REQUIREMENT → Make an exact copy of the records, dropping all pictures.

GIVEN INFORMATION →
---
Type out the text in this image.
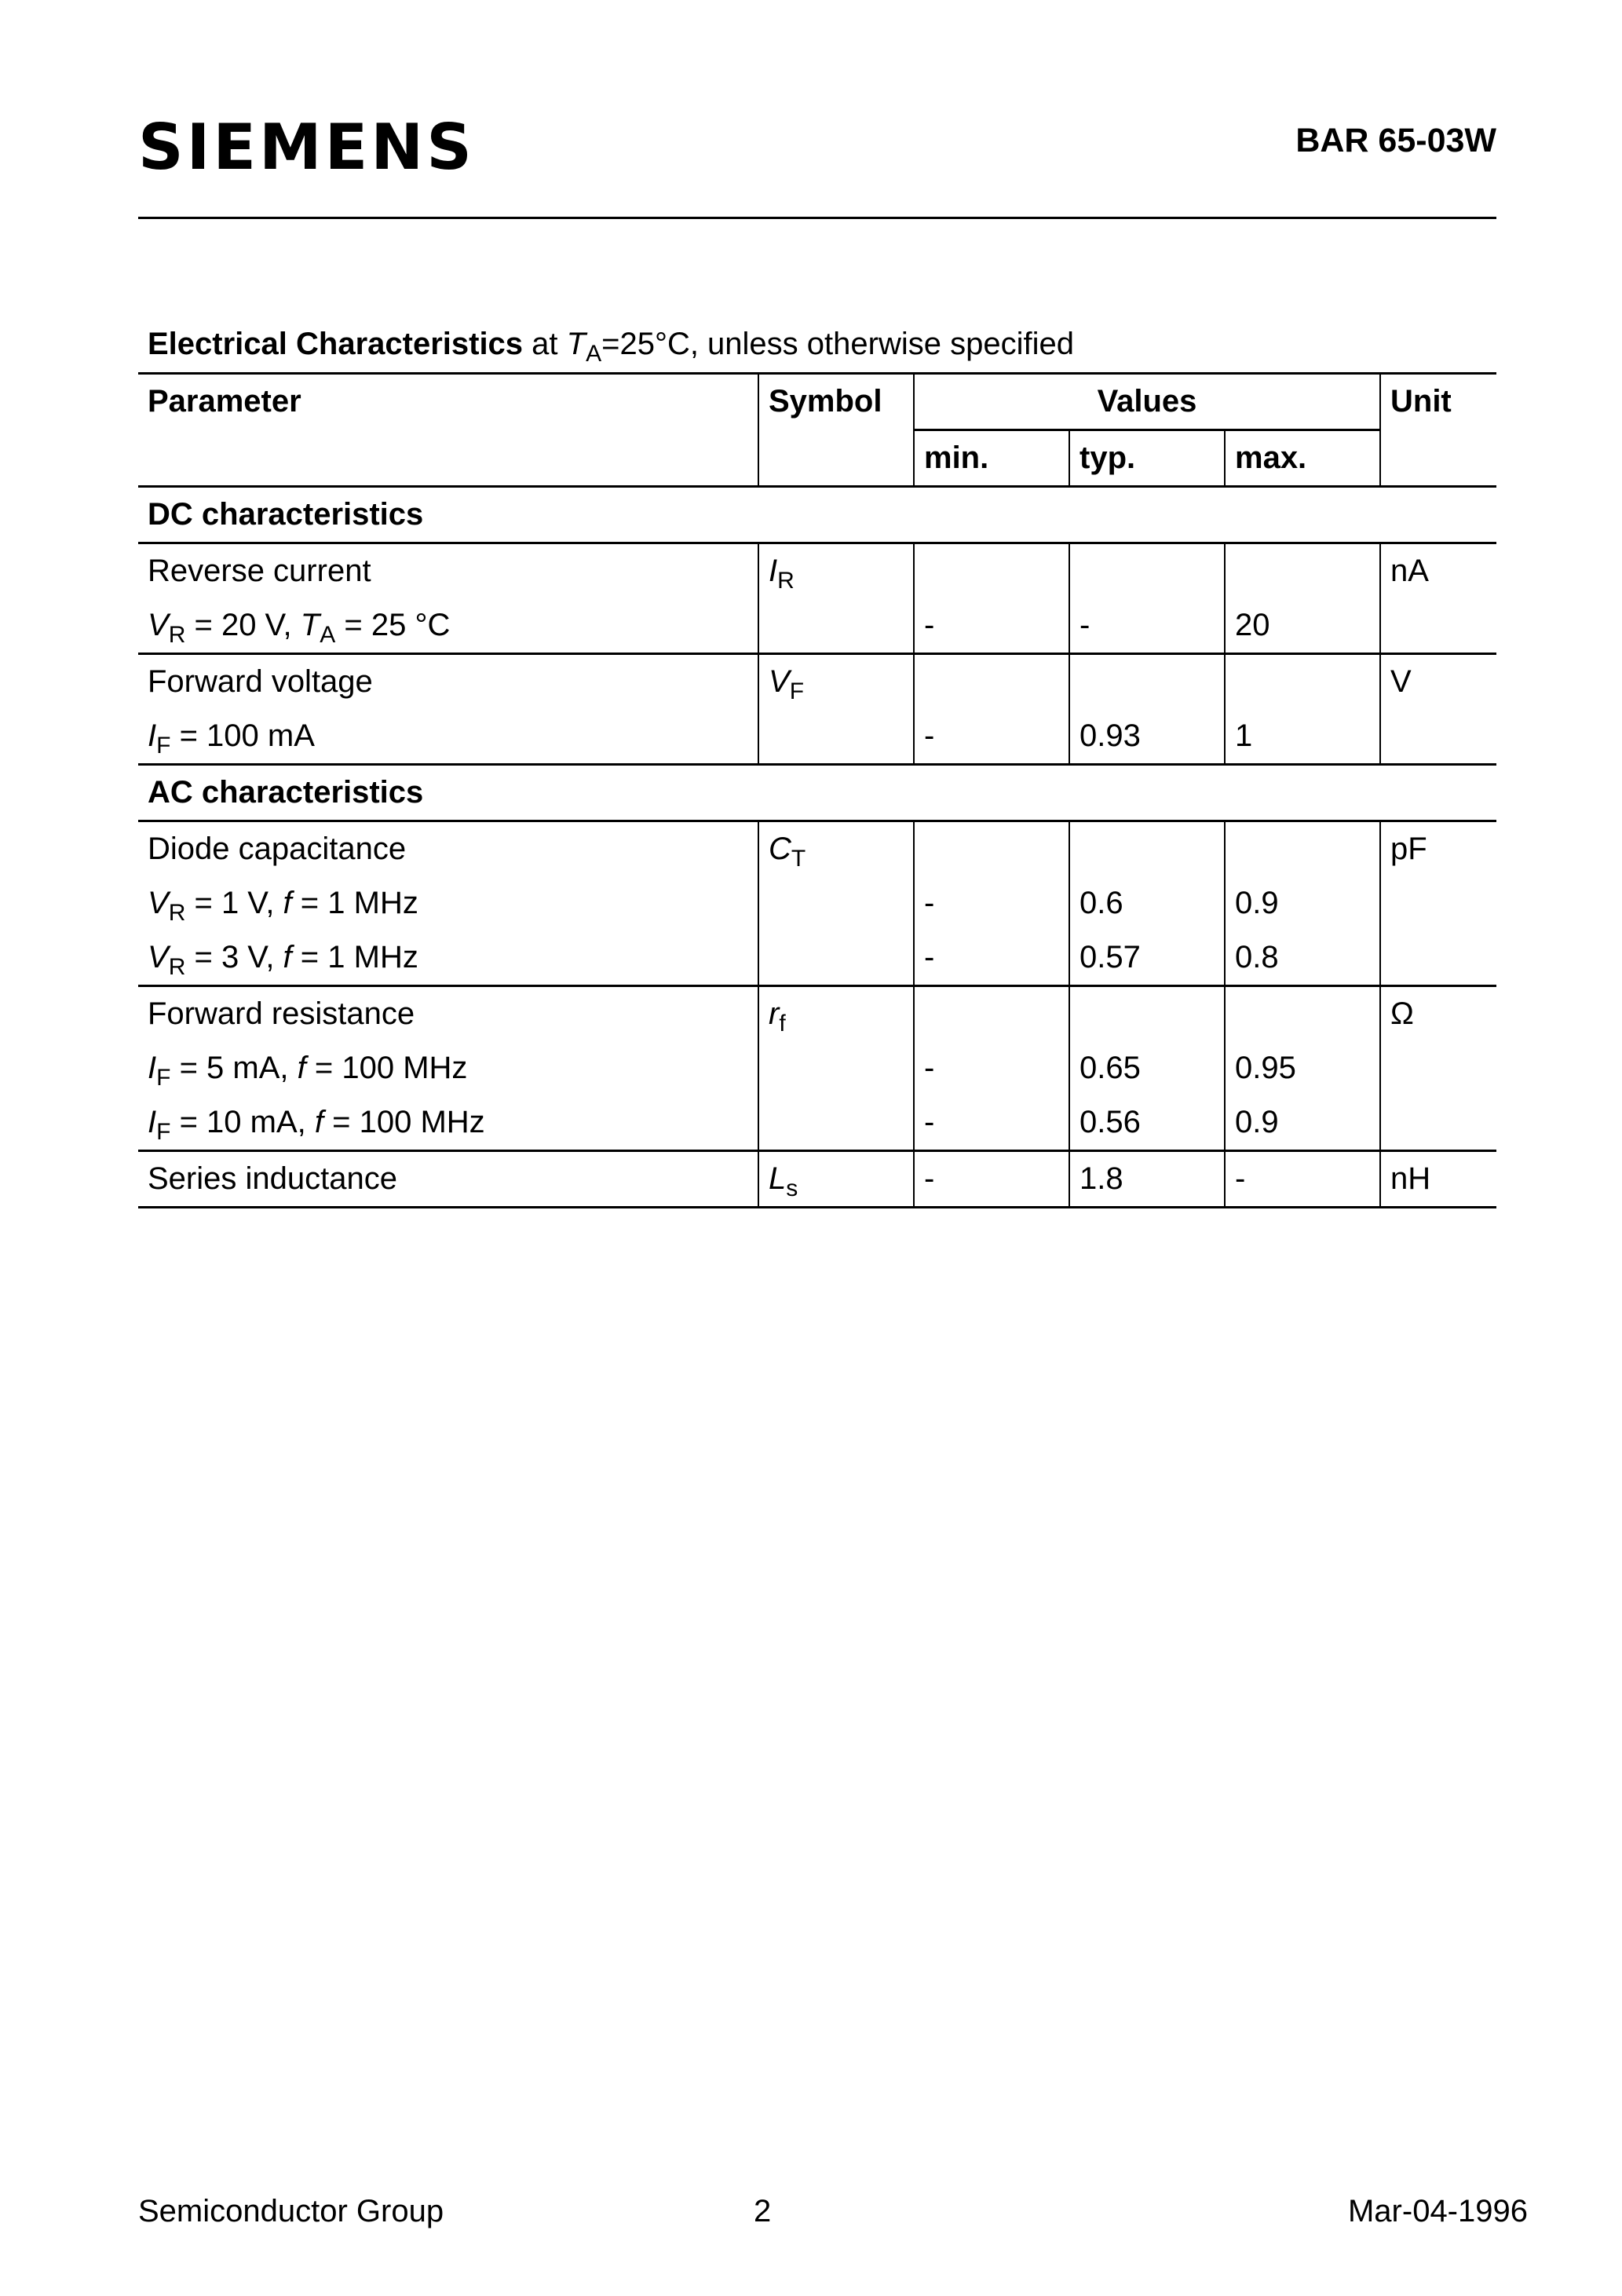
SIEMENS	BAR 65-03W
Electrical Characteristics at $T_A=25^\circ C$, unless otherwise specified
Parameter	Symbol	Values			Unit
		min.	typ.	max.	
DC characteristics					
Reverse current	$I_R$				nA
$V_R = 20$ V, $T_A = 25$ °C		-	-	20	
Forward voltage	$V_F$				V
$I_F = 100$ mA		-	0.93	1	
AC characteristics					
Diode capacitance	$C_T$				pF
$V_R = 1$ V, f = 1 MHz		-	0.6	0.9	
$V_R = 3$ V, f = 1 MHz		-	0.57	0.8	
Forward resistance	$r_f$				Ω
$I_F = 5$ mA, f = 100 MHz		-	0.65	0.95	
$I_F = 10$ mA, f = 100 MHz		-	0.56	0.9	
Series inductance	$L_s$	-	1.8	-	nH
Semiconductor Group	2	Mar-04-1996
---
TASK OUTPUT →
Type out the text in this image.
SIEMENS	BAR 65-03W
Electrical Characteristics at $T_A=25^\circ C$, unless otherwise specified
Parameter	Symbol	Values			Unit
		min.	typ.	max.	
DC characteristics					
Reverse current	$I_R$				nA
$V_R = 20$ V, $T_A = 25$ °C		-	-	20	
Forward voltage	$V_F$				V
$I_F = 100$ mA		-	0.93	1	
AC characteristics					
Diode capacitance	$C_T$				pF
$V_R = 1$ V, f = 1 MHz		-	0.6	0.9	
$V_R = 3$ V, f = 1 MHz		-	0.57	0.8	
Forward resistance	$r_f$				Ω
$I_F = 5$ mA, f = 100 MHz		-	0.65	0.95	
$I_F = 10$ mA, f = 100 MHz		-	0.56	0.9	
Series inductance	$L_s$	-	1.8	-	nH
Semiconductor Group	2	Mar-04-1996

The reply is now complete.